> _EXERCISE DETAILS_: Return all of the lines below exactly as they are.

Records from a data source:
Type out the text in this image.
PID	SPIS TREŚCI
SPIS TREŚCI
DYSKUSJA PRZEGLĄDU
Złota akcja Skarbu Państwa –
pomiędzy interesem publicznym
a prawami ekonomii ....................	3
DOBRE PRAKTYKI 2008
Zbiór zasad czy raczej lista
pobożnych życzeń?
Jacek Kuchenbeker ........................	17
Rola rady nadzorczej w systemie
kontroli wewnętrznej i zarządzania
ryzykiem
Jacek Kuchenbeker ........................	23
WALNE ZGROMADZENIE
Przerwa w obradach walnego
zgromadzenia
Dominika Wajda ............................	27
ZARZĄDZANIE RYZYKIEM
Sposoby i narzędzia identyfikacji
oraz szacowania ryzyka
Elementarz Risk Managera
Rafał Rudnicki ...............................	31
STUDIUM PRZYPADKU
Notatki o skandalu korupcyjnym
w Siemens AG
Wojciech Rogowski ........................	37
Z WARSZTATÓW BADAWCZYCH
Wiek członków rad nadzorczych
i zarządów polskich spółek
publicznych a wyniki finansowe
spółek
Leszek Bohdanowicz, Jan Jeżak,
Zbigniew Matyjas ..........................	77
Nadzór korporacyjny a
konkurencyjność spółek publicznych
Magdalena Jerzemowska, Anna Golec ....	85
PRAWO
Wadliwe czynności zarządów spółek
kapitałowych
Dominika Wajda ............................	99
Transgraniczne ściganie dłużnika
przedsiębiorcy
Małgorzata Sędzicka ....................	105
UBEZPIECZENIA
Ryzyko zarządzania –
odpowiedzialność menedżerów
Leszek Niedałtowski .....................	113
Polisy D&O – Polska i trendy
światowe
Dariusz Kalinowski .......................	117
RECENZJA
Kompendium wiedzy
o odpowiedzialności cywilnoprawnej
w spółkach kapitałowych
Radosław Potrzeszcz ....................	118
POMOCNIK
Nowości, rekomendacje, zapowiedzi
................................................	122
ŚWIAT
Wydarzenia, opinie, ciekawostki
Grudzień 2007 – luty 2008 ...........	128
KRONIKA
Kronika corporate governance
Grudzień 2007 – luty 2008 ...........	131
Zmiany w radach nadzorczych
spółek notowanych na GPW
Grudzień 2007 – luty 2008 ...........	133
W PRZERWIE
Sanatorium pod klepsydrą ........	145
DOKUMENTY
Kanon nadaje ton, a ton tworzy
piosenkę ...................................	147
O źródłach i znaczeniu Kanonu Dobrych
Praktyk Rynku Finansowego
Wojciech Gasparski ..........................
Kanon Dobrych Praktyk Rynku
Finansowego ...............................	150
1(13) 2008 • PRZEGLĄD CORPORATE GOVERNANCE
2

> _SOLVED EXERCISE_:
Type out the text in this image.
PID	SPIS TREŚCI
SPIS TREŚCI
DYSKUSJA PRZEGLĄDU
Złota akcja Skarbu Państwa –
pomiędzy interesem publicznym
a prawami ekonomii ....................	3
DOBRE PRAKTYKI 2008
Zbiór zasad czy raczej lista
pobożnych życzeń?
Jacek Kuchenbeker ........................	17
Rola rady nadzorczej w systemie
kontroli wewnętrznej i zarządzania
ryzykiem
Jacek Kuchenbeker ........................	23
WALNE ZGROMADZENIE
Przerwa w obradach walnego
zgromadzenia
Dominika Wajda ............................	27
ZARZĄDZANIE RYZYKIEM
Sposoby i narzędzia identyfikacji
oraz szacowania ryzyka
Elementarz Risk Managera
Rafał Rudnicki ...............................	31
STUDIUM PRZYPADKU
Notatki o skandalu korupcyjnym
w Siemens AG
Wojciech Rogowski ........................	37
Z WARSZTATÓW BADAWCZYCH
Wiek członków rad nadzorczych
i zarządów polskich spółek
publicznych a wyniki finansowe
spółek
Leszek Bohdanowicz, Jan Jeżak,
Zbigniew Matyjas ..........................	77
Nadzór korporacyjny a
konkurencyjność spółek publicznych
Magdalena Jerzemowska, Anna Golec ....	85
PRAWO
Wadliwe czynności zarządów spółek
kapitałowych
Dominika Wajda ............................	99
Transgraniczne ściganie dłużnika
przedsiębiorcy
Małgorzata Sędzicka ....................	105
UBEZPIECZENIA
Ryzyko zarządzania –
odpowiedzialność menedżerów
Leszek Niedałtowski .....................	113
Polisy D&O – Polska i trendy
światowe
Dariusz Kalinowski .......................	117
RECENZJA
Kompendium wiedzy
o odpowiedzialności cywilnoprawnej
w spółkach kapitałowych
Radosław Potrzeszcz ....................	118
POMOCNIK
Nowości, rekomendacje, zapowiedzi
................................................	122
ŚWIAT
Wydarzenia, opinie, ciekawostki
Grudzień 2007 – luty 2008 ...........	128
KRONIKA
Kronika corporate governance
Grudzień 2007 – luty 2008 ...........	131
Zmiany w radach nadzorczych
spółek notowanych na GPW
Grudzień 2007 – luty 2008 ...........	133
W PRZERWIE
Sanatorium pod klepsydrą ........	145
DOKUMENTY
Kanon nadaje ton, a ton tworzy
piosenkę ...................................	147
O źródłach i znaczeniu Kanonu Dobrych
Praktyk Rynku Finansowego
Wojciech Gasparski ..........................
Kanon Dobrych Praktyk Rynku
Finansowego ...............................	150
1(13) 2008 • PRZEGLĄD CORPORATE GOVERNANCE
2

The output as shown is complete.